RECORDS TO PROCESS
################
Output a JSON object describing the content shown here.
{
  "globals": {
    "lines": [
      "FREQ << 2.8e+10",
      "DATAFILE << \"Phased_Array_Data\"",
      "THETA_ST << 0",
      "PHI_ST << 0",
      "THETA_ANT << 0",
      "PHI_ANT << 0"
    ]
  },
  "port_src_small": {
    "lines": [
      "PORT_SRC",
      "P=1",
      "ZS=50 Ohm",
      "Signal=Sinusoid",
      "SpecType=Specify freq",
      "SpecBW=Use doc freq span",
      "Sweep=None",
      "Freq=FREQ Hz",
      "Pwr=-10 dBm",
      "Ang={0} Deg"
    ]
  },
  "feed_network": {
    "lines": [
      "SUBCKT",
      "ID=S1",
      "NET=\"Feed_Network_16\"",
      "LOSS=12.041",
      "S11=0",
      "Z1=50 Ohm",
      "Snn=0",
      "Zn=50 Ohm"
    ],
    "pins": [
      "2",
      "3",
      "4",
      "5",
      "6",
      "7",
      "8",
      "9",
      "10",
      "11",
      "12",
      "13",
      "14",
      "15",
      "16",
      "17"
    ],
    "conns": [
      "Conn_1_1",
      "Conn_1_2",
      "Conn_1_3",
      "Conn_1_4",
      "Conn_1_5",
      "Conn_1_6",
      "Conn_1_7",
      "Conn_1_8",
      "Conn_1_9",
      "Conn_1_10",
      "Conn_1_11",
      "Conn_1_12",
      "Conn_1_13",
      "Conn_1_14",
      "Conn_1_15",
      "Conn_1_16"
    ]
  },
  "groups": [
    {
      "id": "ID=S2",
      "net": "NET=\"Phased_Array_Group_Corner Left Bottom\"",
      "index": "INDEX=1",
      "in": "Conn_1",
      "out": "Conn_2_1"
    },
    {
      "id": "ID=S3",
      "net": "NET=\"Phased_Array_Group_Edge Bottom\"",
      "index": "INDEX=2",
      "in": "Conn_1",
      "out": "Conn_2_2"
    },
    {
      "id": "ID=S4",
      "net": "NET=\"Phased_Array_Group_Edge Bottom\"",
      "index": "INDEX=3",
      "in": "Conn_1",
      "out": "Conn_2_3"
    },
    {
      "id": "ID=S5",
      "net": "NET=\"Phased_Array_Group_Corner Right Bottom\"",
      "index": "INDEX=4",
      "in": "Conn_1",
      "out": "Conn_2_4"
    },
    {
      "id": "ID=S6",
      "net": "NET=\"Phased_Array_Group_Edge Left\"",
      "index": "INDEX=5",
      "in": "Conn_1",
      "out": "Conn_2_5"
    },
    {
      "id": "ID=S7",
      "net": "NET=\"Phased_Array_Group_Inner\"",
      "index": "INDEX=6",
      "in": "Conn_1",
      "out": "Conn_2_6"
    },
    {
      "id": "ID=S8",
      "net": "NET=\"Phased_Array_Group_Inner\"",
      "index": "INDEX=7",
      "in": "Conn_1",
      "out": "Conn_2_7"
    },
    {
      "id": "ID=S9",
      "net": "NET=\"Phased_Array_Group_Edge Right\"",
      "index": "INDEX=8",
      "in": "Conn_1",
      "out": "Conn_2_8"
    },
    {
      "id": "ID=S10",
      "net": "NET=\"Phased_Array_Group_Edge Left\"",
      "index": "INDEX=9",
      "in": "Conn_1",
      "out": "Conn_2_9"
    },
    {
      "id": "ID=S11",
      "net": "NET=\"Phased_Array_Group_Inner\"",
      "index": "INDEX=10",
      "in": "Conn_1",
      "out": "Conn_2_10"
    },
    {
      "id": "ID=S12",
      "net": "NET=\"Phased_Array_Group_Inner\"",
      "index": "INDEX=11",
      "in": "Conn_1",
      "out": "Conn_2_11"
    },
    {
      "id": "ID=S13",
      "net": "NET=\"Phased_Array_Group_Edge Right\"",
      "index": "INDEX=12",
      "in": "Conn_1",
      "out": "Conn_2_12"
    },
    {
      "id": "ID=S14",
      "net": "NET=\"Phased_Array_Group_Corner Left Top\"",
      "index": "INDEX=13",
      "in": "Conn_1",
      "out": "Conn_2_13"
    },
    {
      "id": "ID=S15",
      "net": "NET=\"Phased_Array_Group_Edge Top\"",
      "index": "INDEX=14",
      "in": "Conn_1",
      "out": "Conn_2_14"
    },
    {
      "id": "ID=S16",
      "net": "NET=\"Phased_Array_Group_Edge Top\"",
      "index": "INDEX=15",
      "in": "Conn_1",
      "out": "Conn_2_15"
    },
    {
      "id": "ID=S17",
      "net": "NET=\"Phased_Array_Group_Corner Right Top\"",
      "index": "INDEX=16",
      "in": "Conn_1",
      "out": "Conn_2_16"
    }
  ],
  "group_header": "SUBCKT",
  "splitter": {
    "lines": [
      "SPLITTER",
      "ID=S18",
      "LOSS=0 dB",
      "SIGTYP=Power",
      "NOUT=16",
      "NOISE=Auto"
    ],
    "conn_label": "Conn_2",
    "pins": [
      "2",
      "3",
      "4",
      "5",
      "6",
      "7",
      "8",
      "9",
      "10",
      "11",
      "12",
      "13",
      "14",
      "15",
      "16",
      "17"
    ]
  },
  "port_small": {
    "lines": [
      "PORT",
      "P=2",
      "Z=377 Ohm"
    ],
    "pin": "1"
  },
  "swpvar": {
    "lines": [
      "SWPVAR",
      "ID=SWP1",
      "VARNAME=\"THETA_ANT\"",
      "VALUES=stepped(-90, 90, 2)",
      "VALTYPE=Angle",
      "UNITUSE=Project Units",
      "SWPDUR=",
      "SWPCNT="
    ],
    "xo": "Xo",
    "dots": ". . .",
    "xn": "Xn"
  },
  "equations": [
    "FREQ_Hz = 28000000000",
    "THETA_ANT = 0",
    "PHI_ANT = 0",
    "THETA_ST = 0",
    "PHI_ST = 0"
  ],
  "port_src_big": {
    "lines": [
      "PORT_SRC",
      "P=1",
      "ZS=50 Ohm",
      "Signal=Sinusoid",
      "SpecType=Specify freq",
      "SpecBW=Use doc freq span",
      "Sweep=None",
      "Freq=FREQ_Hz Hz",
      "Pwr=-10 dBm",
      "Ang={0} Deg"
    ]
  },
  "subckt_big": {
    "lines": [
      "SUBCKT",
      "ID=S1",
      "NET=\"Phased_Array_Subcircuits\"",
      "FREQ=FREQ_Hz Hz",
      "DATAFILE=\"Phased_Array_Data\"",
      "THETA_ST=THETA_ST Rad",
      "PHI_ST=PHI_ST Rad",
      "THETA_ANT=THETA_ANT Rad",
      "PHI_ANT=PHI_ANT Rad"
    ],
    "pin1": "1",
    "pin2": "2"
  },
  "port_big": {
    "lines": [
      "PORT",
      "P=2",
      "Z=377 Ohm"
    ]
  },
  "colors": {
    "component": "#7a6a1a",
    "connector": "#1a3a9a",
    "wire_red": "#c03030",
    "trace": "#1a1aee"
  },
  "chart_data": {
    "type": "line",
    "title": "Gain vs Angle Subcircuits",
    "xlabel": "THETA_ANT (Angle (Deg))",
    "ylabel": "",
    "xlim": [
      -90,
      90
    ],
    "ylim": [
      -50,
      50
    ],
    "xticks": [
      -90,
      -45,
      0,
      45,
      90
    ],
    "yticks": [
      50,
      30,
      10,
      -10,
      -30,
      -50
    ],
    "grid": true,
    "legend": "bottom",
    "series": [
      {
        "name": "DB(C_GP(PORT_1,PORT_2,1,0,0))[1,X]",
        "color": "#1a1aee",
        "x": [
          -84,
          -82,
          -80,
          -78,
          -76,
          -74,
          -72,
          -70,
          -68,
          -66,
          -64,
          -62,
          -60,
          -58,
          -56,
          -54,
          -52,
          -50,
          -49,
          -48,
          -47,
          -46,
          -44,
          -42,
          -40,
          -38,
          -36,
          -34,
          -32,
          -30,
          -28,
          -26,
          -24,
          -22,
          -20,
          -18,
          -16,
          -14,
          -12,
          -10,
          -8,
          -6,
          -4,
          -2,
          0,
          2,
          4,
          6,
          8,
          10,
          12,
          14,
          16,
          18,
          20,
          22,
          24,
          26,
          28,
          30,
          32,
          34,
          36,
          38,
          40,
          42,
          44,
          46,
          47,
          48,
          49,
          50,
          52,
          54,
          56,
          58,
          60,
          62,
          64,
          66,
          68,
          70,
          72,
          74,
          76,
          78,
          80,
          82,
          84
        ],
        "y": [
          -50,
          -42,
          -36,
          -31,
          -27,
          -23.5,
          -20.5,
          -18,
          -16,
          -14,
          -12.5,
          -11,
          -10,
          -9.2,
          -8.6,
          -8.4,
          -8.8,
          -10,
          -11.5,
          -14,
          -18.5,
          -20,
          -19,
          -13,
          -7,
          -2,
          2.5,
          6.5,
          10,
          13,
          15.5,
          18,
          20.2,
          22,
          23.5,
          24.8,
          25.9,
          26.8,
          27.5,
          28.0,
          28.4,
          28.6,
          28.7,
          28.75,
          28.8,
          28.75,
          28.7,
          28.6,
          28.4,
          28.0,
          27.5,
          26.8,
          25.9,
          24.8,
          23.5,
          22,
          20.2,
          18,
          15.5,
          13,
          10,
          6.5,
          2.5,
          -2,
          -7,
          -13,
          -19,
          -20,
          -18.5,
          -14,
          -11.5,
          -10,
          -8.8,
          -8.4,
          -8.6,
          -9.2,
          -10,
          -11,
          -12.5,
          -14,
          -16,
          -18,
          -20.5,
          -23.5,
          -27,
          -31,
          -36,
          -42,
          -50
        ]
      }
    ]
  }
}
################
Find the string "Left" in the records, then copy each line where it occurs.

ANSWER FOR THE TASK
      "net": "NET=\"Phased_Array_Group_Corner Left Bottom\"",
      "net": "NET=\"Phased_Array_Group_Edge Left\"",
      "net": "NET=\"Phased_Array_Group_Edge Left\"",
      "net": "NET=\"Phased_Array_Group_Corner Left Top\"",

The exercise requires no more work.